> [Problem to solve]: Copy every line of the records below word for word, leaving out the pictures.
====== Data supplied ======
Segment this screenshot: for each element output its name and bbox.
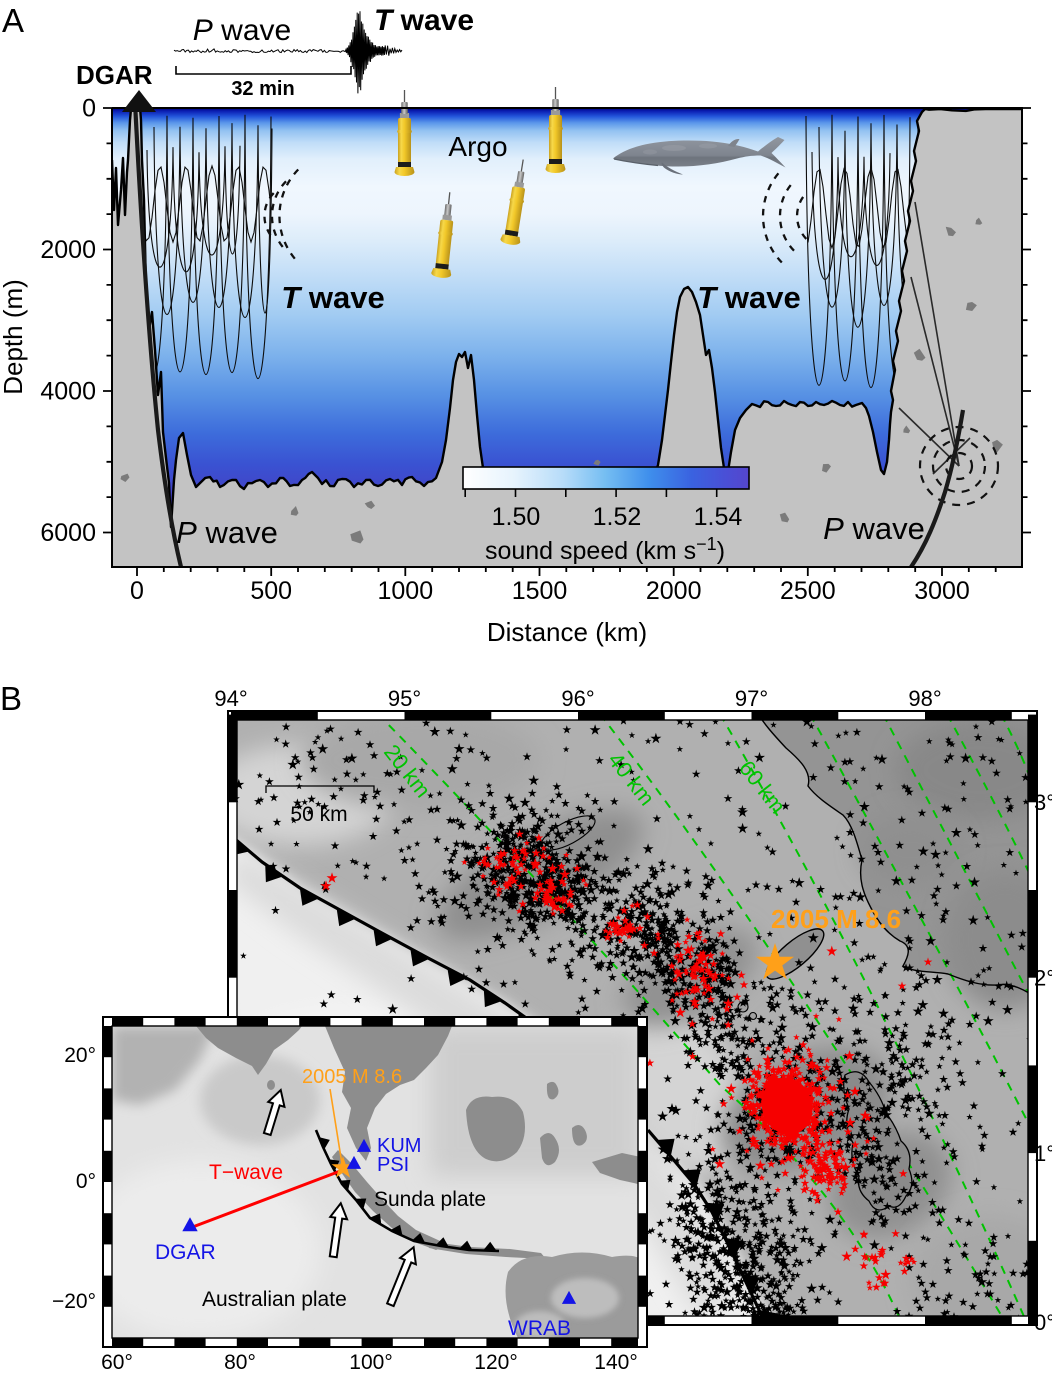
svg-text:DGAR: DGAR (155, 1241, 216, 1264)
svg-text:−20°: −20° (52, 1290, 96, 1313)
svg-text:2005 M 8.6: 2005 M 8.6 (771, 904, 901, 934)
svg-text:94°: 94° (214, 686, 247, 711)
svg-text:T wave: T wave (281, 280, 384, 315)
svg-text:P wave: P wave (176, 515, 278, 550)
svg-text:120°: 120° (474, 1351, 517, 1374)
svg-text:Australian plate: Australian plate (202, 1288, 347, 1311)
svg-text:1.54: 1.54 (694, 503, 743, 531)
svg-text:4000: 4000 (40, 377, 96, 405)
svg-text:1.52: 1.52 (593, 503, 642, 531)
svg-text:0: 0 (82, 95, 96, 123)
svg-text:PSI: PSI (377, 1154, 409, 1176)
svg-text:1500: 1500 (512, 577, 568, 605)
svg-text:DGAR: DGAR (76, 60, 153, 90)
svg-text:P wave: P wave (823, 511, 925, 546)
svg-text:100°: 100° (349, 1351, 392, 1374)
svg-text:140°: 140° (594, 1351, 637, 1374)
svg-text:Argo: Argo (448, 131, 507, 162)
svg-text:Depth (m): Depth (m) (0, 279, 28, 395)
svg-text:2000: 2000 (40, 236, 96, 264)
svg-text:1.50: 1.50 (492, 503, 541, 531)
svg-text:500: 500 (250, 577, 292, 605)
svg-text:0: 0 (130, 577, 144, 605)
svg-text:1000: 1000 (377, 577, 433, 605)
svg-text:50 km: 50 km (290, 803, 347, 826)
svg-text:T−wave: T−wave (209, 1161, 283, 1184)
svg-text:sound speed (km s−1): sound speed (km s−1) (485, 534, 725, 565)
svg-text:2000: 2000 (646, 577, 702, 605)
svg-text:95°: 95° (388, 686, 421, 711)
svg-text:A: A (2, 2, 24, 39)
svg-text:20°: 20° (64, 1044, 96, 1067)
svg-text:97°: 97° (735, 686, 768, 711)
svg-text:P wave: P wave (193, 14, 291, 47)
svg-text:3000: 3000 (914, 577, 970, 605)
svg-text:32 min: 32 min (231, 78, 294, 100)
svg-text:0°: 0° (76, 1170, 96, 1193)
svg-text:2°: 2° (1034, 965, 1052, 990)
svg-text:Sunda plate: Sunda plate (374, 1188, 486, 1211)
svg-text:Distance (km): Distance (km) (487, 617, 647, 647)
svg-text:96°: 96° (561, 686, 594, 711)
svg-text:98°: 98° (908, 686, 941, 711)
svg-text:1°: 1° (1034, 1141, 1052, 1166)
svg-text:80°: 80° (224, 1351, 256, 1374)
svg-text:60°: 60° (101, 1351, 133, 1374)
svg-text:B: B (0, 680, 22, 717)
svg-text:T wave: T wave (374, 4, 474, 37)
svg-text:2500: 2500 (780, 577, 836, 605)
svg-text:0°: 0° (1034, 1310, 1052, 1335)
svg-text:KUM: KUM (377, 1135, 421, 1157)
svg-text:3°: 3° (1034, 790, 1052, 815)
svg-text:WRAB: WRAB (508, 1317, 571, 1340)
svg-text:2005 M 8.6: 2005 M 8.6 (302, 1066, 402, 1088)
svg-text:T wave: T wave (697, 280, 800, 315)
svg-text:6000: 6000 (40, 519, 96, 547)
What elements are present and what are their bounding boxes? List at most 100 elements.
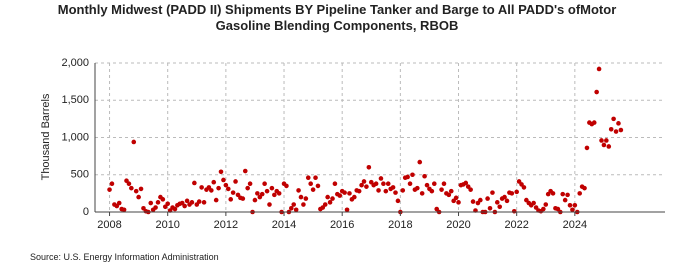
======
> [Result of the exercise]:
Segment this screenshot: for each element output its name and bbox.
svg-text:DGAR: DGAR (155, 1241, 216, 1264)
svg-text:−20°: −20° (52, 1290, 96, 1313)
svg-text:2005 M 8.6: 2005 M 8.6 (771, 904, 901, 934)
svg-text:94°: 94° (214, 686, 247, 711)
svg-text:T wave: T wave (281, 280, 384, 315)
svg-text:P wave: P wave (176, 515, 278, 550)
svg-text:120°: 120° (474, 1351, 517, 1374)
svg-text:Australian plate: Australian plate (202, 1288, 347, 1311)
svg-text:1.54: 1.54 (694, 503, 743, 531)
svg-text:4000: 4000 (40, 377, 96, 405)
svg-text:1.52: 1.52 (593, 503, 642, 531)
svg-text:0: 0 (82, 95, 96, 123)
svg-text:PSI: PSI (377, 1154, 409, 1176)
svg-text:1500: 1500 (512, 577, 568, 605)
svg-text:DGAR: DGAR (76, 60, 153, 90)
svg-text:P wave: P wave (823, 511, 925, 546)
svg-text:100°: 100° (349, 1351, 392, 1374)
svg-text:140°: 140° (594, 1351, 637, 1374)
svg-text:Argo: Argo (448, 131, 507, 162)
svg-text:Depth (m): Depth (m) (0, 279, 28, 395)
svg-text:2000: 2000 (40, 236, 96, 264)
svg-text:1.50: 1.50 (492, 503, 541, 531)
svg-text:500: 500 (250, 577, 292, 605)
svg-text:0: 0 (130, 577, 144, 605)
svg-text:1000: 1000 (377, 577, 433, 605)
svg-text:50 km: 50 km (290, 803, 347, 826)
svg-text:T−wave: T−wave (209, 1161, 283, 1184)
svg-text:sound speed (km s−1): sound speed (km s−1) (485, 534, 725, 565)
svg-text:2000: 2000 (646, 577, 702, 605)
svg-text:95°: 95° (388, 686, 421, 711)
svg-text:A: A (2, 2, 24, 39)
svg-text:20°: 20° (64, 1044, 96, 1067)
svg-text:97°: 97° (735, 686, 768, 711)
svg-text:P wave: P wave (193, 14, 291, 47)
svg-text:3000: 3000 (914, 577, 970, 605)
svg-text:32 min: 32 min (231, 78, 294, 100)
svg-text:0°: 0° (76, 1170, 96, 1193)
svg-text:2°: 2° (1034, 965, 1052, 990)
svg-text:Sunda plate: Sunda plate (374, 1188, 486, 1211)
svg-text:Distance (km): Distance (km) (487, 617, 647, 647)
svg-text:96°: 96° (561, 686, 594, 711)
svg-text:98°: 98° (908, 686, 941, 711)
svg-text:1°: 1° (1034, 1141, 1052, 1166)
svg-text:80°: 80° (224, 1351, 256, 1374)
svg-text:60°: 60° (101, 1351, 133, 1374)
svg-text:B: B (0, 680, 22, 717)
svg-text:T wave: T wave (374, 4, 474, 37)
svg-text:2500: 2500 (780, 577, 836, 605)
svg-text:0°: 0° (1034, 1310, 1052, 1335)
svg-text:KUM: KUM (377, 1135, 421, 1157)
svg-text:3°: 3° (1034, 790, 1052, 815)
svg-text:WRAB: WRAB (508, 1317, 571, 1340)
svg-text:2005 M 8.6: 2005 M 8.6 (302, 1066, 402, 1088)
svg-text:T wave: T wave (697, 280, 800, 315)
svg-text:6000: 6000 (40, 519, 96, 547)
What elements are present and what are their bounding boxes? List at most 100 elements.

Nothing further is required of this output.